EXERCISE PROMPT — Copy down every line where the string "image" shows up.

THE RECORDS —

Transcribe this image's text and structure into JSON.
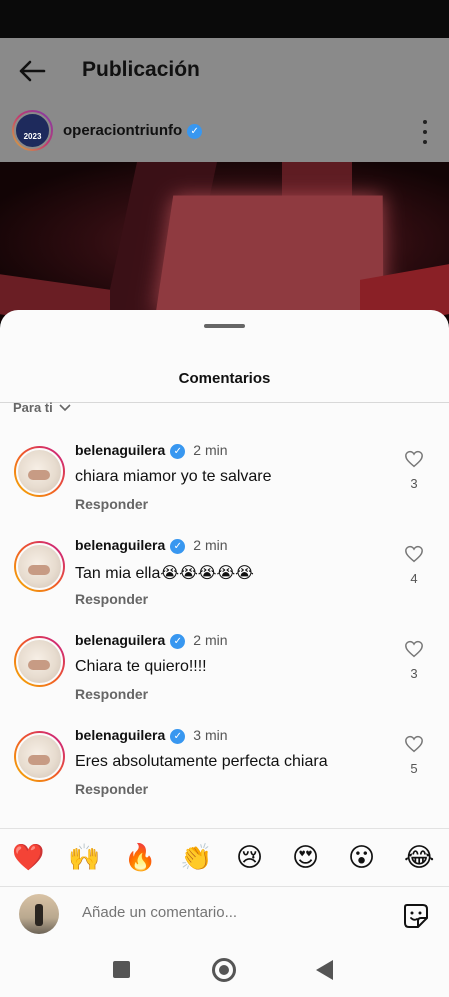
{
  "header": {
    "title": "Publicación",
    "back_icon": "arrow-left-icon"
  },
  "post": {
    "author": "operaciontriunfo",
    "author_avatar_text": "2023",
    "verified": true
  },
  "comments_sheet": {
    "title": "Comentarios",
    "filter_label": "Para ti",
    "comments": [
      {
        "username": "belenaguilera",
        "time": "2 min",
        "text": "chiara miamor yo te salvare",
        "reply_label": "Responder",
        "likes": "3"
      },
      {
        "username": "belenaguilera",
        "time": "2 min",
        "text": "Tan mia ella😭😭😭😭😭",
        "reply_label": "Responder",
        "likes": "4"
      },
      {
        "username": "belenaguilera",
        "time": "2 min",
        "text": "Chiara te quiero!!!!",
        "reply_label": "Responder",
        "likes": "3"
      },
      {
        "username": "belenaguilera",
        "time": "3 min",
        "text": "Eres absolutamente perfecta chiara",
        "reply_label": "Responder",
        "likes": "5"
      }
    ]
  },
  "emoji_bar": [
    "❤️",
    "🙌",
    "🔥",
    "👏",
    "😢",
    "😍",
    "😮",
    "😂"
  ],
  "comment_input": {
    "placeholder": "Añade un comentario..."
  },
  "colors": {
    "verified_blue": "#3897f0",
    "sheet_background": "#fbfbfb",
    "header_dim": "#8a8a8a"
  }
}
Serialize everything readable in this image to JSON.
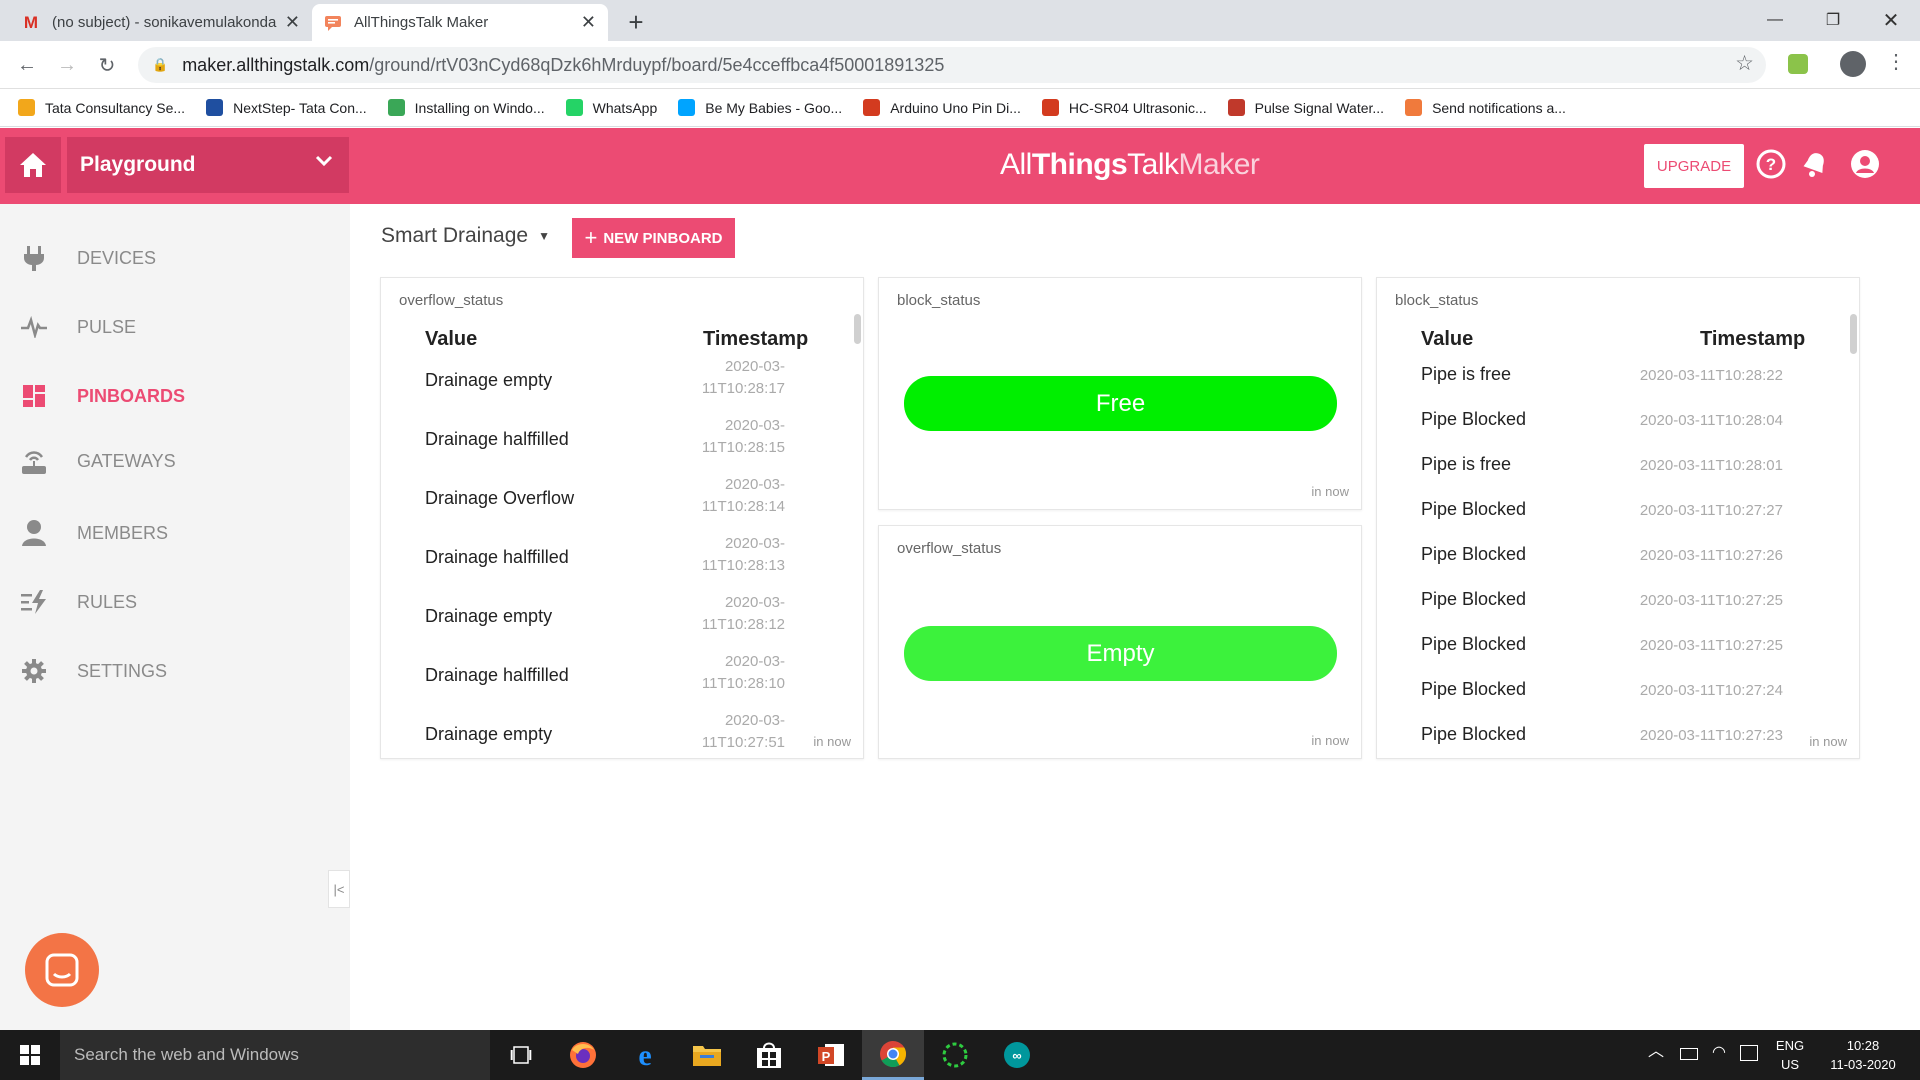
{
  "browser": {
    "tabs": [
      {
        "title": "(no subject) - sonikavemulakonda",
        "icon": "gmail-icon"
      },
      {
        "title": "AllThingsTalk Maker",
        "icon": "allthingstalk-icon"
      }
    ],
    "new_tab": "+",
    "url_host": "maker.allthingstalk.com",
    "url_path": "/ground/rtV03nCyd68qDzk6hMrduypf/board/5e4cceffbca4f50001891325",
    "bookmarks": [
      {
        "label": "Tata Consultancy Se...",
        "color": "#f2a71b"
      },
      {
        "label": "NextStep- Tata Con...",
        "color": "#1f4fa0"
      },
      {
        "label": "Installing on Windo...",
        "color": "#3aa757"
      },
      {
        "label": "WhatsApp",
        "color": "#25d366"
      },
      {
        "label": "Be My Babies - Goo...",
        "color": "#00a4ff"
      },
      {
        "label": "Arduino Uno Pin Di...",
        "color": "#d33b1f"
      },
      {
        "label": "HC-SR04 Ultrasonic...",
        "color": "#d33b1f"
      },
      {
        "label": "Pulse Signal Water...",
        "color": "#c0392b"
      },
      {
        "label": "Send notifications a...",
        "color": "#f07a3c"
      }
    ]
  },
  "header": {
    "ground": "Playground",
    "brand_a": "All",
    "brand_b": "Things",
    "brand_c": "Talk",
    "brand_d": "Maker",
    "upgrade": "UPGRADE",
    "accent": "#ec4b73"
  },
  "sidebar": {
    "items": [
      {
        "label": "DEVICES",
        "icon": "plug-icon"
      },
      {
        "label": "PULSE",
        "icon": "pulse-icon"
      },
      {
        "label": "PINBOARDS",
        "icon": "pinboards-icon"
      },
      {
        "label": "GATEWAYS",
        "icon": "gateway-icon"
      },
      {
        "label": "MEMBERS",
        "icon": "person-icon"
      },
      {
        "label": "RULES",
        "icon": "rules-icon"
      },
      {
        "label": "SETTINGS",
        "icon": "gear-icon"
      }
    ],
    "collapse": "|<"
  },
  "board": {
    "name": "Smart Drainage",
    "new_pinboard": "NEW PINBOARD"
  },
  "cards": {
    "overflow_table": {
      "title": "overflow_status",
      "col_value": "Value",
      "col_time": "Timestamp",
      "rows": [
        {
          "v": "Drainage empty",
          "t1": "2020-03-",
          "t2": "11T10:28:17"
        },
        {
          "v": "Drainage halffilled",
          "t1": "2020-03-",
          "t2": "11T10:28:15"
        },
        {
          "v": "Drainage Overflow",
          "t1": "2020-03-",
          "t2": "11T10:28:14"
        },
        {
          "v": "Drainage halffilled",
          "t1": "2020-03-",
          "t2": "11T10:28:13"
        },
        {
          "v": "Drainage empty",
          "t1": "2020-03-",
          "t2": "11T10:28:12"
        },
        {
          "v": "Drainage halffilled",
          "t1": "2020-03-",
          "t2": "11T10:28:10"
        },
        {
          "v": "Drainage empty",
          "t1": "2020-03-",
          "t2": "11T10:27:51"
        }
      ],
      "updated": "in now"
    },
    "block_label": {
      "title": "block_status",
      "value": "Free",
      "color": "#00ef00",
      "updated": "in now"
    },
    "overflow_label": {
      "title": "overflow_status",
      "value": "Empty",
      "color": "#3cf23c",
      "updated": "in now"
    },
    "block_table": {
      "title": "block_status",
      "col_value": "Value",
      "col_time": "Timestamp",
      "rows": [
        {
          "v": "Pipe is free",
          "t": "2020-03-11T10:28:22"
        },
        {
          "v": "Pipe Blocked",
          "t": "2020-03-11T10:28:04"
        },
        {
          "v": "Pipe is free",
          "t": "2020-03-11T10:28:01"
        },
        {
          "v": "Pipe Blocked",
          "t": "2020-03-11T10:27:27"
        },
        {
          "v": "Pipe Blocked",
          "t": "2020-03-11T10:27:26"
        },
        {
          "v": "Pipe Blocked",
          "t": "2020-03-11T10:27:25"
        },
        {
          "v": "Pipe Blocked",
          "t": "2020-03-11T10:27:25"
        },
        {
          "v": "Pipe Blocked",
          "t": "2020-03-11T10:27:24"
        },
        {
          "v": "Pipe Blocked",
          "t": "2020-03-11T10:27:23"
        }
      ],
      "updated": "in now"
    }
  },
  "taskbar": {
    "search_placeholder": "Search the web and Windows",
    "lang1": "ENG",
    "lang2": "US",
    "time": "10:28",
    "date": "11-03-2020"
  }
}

RESPONSE —
Transcribe this image's text and structure into JSON.
Serialize everything readable in this image to JSON.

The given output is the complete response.